__EXERCISE__
Please quote the material exactly, every line of it.

__INPUT MATERIAL__
##############################

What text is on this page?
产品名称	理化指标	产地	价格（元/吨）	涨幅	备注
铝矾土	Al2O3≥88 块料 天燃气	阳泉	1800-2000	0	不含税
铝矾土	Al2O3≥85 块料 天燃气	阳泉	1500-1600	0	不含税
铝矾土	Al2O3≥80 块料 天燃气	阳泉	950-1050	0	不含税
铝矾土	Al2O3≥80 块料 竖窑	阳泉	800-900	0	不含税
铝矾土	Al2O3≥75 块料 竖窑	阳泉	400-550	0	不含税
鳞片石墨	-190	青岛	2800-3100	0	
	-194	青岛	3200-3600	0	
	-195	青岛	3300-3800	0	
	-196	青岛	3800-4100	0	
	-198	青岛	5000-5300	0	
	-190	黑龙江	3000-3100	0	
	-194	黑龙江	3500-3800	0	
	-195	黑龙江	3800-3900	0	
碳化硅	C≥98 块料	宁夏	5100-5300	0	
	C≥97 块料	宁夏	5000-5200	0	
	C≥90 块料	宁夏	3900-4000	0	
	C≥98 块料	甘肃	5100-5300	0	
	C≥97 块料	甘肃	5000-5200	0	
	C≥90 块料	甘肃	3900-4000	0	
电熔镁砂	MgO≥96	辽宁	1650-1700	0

##############################

__THE REPLY__
What text is on this page?
产品名称	理化指标	产地	价格（元/吨）	涨幅	备注
铝矾土	Al2O3≥88 块料 天燃气	阳泉	1800-2000	0	不含税
铝矾土	Al2O3≥85 块料 天燃气	阳泉	1500-1600	0	不含税
铝矾土	Al2O3≥80 块料 天燃气	阳泉	950-1050	0	不含税
铝矾土	Al2O3≥80 块料 竖窑	阳泉	800-900	0	不含税
铝矾土	Al2O3≥75 块料 竖窑	阳泉	400-550	0	不含税
鳞片石墨	-190	青岛	2800-3100	0	
	-194	青岛	3200-3600	0	
	-195	青岛	3300-3800	0	
	-196	青岛	3800-4100	0	
	-198	青岛	5000-5300	0	
	-190	黑龙江	3000-3100	0	
	-194	黑龙江	3500-3800	0	
	-195	黑龙江	3800-3900	0	
碳化硅	C≥98 块料	宁夏	5100-5300	0	
	C≥97 块料	宁夏	5000-5200	0	
	C≥90 块料	宁夏	3900-4000	0	
	C≥98 块料	甘肃	5100-5300	0	
	C≥97 块料	甘肃	5000-5200	0	
	C≥90 块料	甘肃	3900-4000	0	
电熔镁砂	MgO≥96	辽宁	1650-1700	0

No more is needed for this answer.